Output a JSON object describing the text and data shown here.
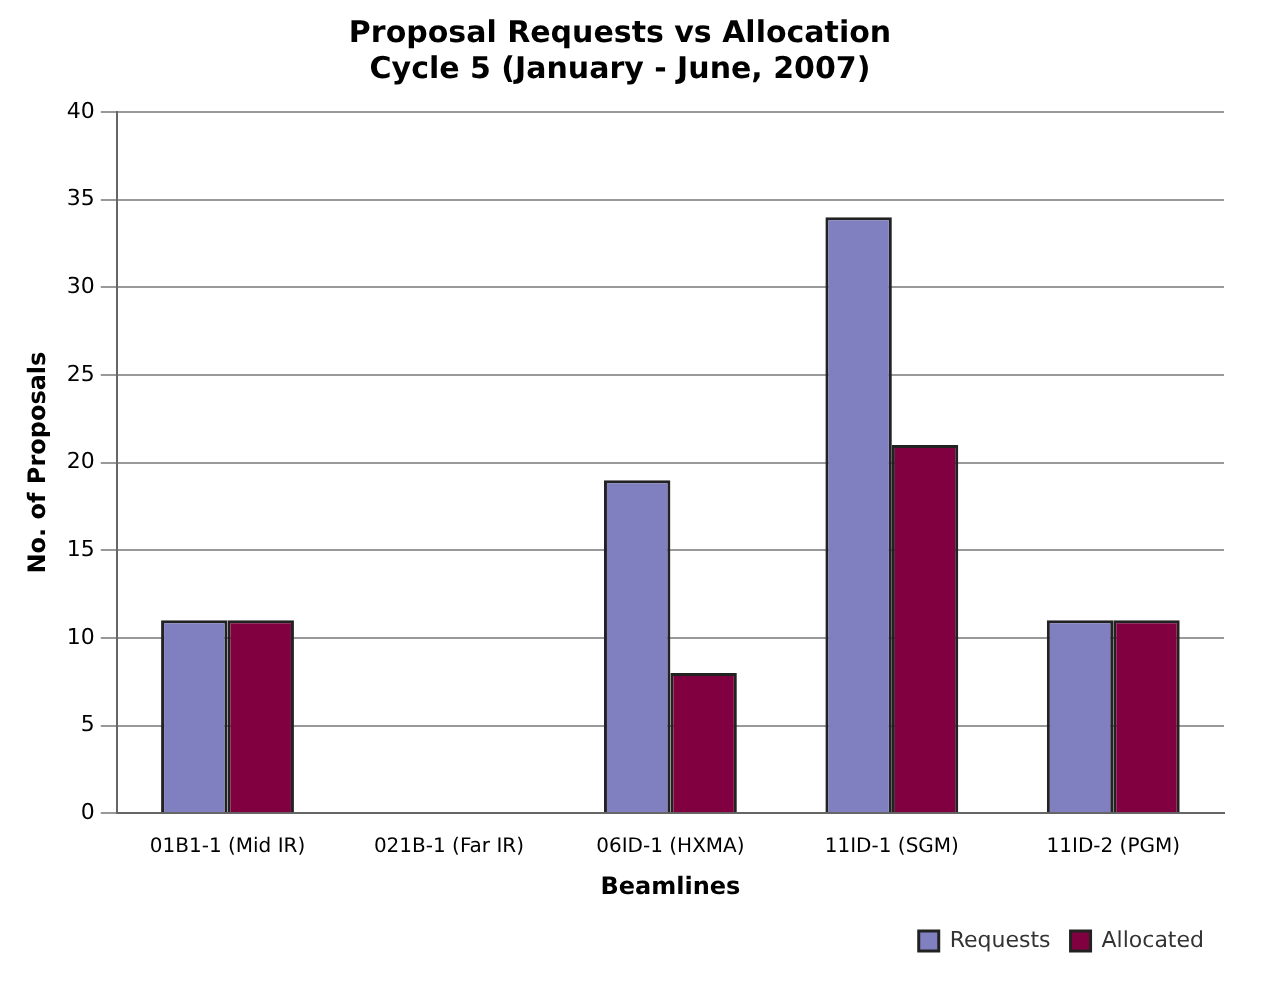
{
  "chart_data": {
    "type": "bar",
    "title": "Proposal Requests vs Allocation",
    "subtitle": "Cycle 5 (January - June, 2007)",
    "xlabel": "Beamlines",
    "ylabel": "No. of Proposals",
    "categories": [
      "01B1-1 (Mid IR)",
      "021B-1 (Far IR)",
      "06ID-1 (HXMA)",
      "11ID-1 (SGM)",
      "11ID-2 (PGM)"
    ],
    "series": [
      {
        "name": "Requests",
        "color": "#8080c0",
        "values": [
          11,
          0,
          19,
          34,
          11
        ]
      },
      {
        "name": "Allocated",
        "color": "#800040",
        "values": [
          11,
          0,
          8,
          21,
          11
        ]
      }
    ],
    "ylim": [
      0,
      40
    ],
    "yticks": [
      0,
      5,
      10,
      15,
      20,
      25,
      30,
      35,
      40
    ],
    "grid": "y",
    "legend": "bottom right"
  }
}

______

§ **Short problem**
Return the listing above unchanged, apart from dropping its pictures.

§ **Correct response**
Output a JSON object describing the text and data shown here.
{
  "chart_data": {
    "type": "bar",
    "title": "Proposal Requests vs Allocation",
    "subtitle": "Cycle 5 (January - June, 2007)",
    "xlabel": "Beamlines",
    "ylabel": "No. of Proposals",
    "categories": [
      "01B1-1 (Mid IR)",
      "021B-1 (Far IR)",
      "06ID-1 (HXMA)",
      "11ID-1 (SGM)",
      "11ID-2 (PGM)"
    ],
    "series": [
      {
        "name": "Requests",
        "color": "#8080c0",
        "values": [
          11,
          0,
          19,
          34,
          11
        ]
      },
      {
        "name": "Allocated",
        "color": "#800040",
        "values": [
          11,
          0,
          8,
          21,
          11
        ]
      }
    ],
    "ylim": [
      0,
      40
    ],
    "yticks": [
      0,
      5,
      10,
      15,
      20,
      25,
      30,
      35,
      40
    ],
    "grid": "y",
    "legend": "bottom right"
  }
}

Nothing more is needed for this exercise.